WHAT IS EXPECTED: Go through the lines below and copy each one that holds the string "process".

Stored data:
•••

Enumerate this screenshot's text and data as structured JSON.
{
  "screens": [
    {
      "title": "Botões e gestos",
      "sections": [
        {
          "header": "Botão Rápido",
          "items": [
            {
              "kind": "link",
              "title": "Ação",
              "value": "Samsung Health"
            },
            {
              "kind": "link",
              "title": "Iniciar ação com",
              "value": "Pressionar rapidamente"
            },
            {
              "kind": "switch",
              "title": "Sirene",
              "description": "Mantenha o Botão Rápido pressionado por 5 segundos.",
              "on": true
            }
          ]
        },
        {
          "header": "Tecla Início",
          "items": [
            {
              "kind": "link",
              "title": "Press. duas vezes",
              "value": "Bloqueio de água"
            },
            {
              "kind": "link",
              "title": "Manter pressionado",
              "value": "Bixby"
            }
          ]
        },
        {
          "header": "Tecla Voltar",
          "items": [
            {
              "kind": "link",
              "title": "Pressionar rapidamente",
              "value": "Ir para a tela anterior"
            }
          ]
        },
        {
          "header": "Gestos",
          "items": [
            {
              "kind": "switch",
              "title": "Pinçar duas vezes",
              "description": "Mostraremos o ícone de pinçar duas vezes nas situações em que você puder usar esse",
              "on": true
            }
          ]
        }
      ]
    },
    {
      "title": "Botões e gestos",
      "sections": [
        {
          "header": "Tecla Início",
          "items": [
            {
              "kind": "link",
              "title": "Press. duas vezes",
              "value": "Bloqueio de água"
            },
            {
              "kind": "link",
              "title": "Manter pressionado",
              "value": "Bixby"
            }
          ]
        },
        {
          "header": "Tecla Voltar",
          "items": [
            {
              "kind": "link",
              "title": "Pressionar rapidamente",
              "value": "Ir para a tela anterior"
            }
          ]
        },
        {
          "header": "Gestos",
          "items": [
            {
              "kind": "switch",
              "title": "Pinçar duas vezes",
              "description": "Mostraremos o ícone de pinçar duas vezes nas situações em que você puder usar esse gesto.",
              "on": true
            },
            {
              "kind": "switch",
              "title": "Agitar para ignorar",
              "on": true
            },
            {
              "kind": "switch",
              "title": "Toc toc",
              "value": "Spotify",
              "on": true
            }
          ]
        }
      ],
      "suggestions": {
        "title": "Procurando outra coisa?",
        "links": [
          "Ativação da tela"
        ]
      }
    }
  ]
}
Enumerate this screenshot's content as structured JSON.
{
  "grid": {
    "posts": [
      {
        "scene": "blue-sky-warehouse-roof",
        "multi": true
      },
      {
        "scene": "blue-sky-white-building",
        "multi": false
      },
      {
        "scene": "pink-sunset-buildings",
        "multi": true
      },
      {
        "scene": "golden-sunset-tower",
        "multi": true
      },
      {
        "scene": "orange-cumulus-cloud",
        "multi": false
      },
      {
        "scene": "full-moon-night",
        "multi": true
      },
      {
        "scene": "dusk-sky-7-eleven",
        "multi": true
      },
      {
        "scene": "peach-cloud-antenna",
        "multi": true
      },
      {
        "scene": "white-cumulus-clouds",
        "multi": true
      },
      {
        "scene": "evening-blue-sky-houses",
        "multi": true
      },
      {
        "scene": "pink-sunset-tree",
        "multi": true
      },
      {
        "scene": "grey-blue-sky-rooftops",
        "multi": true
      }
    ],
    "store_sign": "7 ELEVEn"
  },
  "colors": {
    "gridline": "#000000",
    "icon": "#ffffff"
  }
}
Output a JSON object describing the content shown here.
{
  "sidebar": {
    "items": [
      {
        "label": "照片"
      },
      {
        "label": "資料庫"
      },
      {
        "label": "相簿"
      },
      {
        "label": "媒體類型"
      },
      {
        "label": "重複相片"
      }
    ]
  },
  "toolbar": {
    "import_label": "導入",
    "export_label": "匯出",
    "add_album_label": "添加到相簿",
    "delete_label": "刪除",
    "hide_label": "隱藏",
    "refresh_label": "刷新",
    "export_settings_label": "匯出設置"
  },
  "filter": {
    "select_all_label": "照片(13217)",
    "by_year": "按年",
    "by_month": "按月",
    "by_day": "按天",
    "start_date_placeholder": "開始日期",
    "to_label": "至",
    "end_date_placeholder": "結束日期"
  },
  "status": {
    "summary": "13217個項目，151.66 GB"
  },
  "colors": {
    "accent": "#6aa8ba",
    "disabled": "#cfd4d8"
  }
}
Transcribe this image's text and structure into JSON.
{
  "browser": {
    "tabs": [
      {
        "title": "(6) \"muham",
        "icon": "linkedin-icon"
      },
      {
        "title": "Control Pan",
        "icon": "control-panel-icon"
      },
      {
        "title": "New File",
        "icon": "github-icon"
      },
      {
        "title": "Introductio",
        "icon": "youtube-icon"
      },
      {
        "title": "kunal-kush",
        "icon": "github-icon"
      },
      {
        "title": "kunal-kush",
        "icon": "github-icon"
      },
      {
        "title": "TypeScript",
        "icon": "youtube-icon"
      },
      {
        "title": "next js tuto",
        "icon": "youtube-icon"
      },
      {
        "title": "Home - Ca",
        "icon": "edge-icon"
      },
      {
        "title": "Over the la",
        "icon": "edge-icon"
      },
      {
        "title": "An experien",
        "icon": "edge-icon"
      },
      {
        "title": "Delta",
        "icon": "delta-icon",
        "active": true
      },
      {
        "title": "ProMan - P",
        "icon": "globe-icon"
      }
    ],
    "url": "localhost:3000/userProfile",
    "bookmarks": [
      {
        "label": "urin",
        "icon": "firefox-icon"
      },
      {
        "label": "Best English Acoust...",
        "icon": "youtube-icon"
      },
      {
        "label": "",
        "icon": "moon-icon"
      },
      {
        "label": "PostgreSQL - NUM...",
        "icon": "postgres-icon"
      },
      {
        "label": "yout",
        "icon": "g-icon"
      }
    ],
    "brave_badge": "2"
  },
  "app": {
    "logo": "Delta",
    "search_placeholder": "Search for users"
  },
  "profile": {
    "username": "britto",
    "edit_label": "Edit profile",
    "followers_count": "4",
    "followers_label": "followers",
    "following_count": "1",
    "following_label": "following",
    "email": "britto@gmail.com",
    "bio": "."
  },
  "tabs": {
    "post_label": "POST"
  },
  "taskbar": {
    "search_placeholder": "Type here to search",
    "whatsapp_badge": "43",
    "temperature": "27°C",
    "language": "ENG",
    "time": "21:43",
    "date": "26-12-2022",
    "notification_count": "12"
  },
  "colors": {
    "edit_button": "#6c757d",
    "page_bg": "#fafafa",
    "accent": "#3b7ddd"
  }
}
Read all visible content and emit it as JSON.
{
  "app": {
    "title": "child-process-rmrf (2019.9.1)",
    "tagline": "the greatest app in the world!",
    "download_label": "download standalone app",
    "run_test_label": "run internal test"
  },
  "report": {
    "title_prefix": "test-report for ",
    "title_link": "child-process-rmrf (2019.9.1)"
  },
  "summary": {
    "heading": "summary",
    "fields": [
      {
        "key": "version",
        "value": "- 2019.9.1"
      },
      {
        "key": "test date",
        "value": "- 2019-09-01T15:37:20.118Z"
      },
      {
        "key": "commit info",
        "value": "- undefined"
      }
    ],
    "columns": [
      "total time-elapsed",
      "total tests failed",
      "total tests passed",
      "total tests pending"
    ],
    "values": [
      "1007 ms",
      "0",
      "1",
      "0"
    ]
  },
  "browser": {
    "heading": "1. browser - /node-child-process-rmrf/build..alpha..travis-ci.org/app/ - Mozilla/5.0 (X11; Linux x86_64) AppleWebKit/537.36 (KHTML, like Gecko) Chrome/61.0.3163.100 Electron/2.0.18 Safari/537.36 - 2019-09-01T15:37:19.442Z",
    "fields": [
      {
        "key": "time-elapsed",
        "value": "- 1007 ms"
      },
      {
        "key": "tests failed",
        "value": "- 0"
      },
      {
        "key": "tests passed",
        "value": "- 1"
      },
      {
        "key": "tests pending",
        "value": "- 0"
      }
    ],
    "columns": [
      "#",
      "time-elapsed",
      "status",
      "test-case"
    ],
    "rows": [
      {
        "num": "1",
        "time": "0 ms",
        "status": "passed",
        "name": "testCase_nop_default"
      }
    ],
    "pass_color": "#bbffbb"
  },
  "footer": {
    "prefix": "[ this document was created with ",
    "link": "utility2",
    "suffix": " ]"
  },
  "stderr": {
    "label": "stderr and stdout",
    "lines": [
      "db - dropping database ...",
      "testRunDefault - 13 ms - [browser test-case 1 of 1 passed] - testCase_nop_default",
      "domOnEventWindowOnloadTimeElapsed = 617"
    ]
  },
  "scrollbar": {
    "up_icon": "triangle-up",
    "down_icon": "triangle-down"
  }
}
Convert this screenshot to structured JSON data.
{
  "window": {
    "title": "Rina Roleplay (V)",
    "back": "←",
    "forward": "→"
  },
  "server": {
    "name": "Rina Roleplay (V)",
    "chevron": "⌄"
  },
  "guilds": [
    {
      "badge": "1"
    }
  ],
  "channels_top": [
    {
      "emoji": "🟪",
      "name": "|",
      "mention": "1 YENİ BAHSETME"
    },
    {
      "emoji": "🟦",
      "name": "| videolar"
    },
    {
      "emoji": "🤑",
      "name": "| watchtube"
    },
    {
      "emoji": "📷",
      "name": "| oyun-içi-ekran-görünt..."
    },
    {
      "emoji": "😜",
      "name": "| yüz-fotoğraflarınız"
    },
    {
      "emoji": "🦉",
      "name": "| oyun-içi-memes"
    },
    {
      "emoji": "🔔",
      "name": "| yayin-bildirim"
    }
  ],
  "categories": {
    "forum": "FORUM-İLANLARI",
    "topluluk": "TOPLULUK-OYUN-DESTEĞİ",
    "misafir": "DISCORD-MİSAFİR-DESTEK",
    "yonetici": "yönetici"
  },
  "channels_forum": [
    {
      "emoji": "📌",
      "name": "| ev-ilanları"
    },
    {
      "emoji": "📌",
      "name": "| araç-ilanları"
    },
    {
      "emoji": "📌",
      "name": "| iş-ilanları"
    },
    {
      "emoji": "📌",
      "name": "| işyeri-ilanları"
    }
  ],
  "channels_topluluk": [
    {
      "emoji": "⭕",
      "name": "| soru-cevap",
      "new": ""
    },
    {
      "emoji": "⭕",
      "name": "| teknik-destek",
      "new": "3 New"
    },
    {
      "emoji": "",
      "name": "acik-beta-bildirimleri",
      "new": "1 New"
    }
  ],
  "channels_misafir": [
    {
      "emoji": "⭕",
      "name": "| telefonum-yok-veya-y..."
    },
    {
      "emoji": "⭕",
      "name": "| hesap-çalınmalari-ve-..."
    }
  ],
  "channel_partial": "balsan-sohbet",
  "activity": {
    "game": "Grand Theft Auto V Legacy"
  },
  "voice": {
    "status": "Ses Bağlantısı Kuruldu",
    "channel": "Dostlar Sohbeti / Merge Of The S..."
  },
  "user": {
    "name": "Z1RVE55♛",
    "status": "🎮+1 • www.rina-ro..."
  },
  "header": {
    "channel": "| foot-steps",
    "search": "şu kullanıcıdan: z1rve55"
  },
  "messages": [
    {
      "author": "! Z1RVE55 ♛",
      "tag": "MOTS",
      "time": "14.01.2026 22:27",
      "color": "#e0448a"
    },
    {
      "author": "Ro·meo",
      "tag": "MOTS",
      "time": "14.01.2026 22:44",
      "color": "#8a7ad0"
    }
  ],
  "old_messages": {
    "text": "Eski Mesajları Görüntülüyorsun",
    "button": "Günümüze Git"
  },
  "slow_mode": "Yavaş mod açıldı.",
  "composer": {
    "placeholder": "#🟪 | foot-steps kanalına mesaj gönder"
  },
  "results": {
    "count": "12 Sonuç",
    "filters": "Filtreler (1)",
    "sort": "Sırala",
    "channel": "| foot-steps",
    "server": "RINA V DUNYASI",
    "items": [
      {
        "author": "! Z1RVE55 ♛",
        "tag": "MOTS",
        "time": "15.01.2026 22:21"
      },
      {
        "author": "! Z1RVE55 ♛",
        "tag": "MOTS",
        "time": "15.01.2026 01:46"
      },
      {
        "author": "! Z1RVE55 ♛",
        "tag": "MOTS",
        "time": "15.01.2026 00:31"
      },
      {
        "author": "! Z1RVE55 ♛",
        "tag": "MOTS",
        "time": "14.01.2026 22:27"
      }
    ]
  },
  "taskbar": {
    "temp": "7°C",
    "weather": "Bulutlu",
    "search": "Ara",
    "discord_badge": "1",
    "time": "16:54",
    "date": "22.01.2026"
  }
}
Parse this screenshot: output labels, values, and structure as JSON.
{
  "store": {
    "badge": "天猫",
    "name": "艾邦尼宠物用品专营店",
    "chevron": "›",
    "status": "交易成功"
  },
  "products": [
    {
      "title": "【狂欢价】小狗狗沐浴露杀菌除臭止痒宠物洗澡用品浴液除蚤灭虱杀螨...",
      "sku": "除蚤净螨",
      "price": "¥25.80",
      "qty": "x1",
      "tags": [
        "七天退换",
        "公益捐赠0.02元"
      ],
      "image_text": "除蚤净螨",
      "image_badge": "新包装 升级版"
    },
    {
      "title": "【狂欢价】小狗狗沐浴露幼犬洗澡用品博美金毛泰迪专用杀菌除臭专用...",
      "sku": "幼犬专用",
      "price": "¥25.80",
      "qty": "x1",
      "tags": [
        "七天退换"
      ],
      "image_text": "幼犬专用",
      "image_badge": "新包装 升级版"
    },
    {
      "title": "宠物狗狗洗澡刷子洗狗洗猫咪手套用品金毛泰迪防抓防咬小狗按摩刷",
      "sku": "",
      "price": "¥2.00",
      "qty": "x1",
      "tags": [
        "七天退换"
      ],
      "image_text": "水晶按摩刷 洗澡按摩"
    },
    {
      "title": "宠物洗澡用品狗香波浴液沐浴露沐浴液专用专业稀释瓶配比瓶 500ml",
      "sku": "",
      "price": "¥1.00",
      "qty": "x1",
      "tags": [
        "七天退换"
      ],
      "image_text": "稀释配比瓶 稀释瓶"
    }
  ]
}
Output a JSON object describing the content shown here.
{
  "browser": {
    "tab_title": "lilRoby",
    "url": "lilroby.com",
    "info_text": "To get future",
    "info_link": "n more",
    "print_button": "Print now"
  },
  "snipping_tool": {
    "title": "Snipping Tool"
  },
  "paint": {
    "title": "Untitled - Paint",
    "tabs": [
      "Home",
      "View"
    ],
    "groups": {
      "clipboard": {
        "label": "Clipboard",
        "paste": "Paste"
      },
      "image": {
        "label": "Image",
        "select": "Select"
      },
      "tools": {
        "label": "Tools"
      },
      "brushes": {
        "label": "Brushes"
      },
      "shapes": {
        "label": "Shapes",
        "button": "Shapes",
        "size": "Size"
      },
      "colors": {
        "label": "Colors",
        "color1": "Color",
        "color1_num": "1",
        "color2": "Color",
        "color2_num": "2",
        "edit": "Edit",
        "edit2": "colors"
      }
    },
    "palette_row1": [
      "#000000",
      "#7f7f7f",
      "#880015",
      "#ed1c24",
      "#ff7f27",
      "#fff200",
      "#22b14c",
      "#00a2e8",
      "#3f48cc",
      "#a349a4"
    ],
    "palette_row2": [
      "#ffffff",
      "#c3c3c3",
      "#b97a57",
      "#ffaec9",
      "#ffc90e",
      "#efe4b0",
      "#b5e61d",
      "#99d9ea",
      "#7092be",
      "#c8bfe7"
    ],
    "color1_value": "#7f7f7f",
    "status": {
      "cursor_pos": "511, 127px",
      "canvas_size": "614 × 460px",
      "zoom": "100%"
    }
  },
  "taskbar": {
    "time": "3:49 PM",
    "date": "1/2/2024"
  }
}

•••

TASK ANSWER:
    "title": "child-process-rmrf (2019.9.1)",
    "title_link": "child-process-rmrf (2019.9.1)"
    "heading": "1. browser - /node-child-process-rmrf/build..alpha..travis-ci.org/app/ - Mozilla/5.0 (X11; Linux x86_64) AppleWebKit/537.36 (KHTML, like Gecko) Chrome/61.0.3163.100 Electron/2.0.18 Safari/537.36 - 2019-09-01T15:37:19.442Z",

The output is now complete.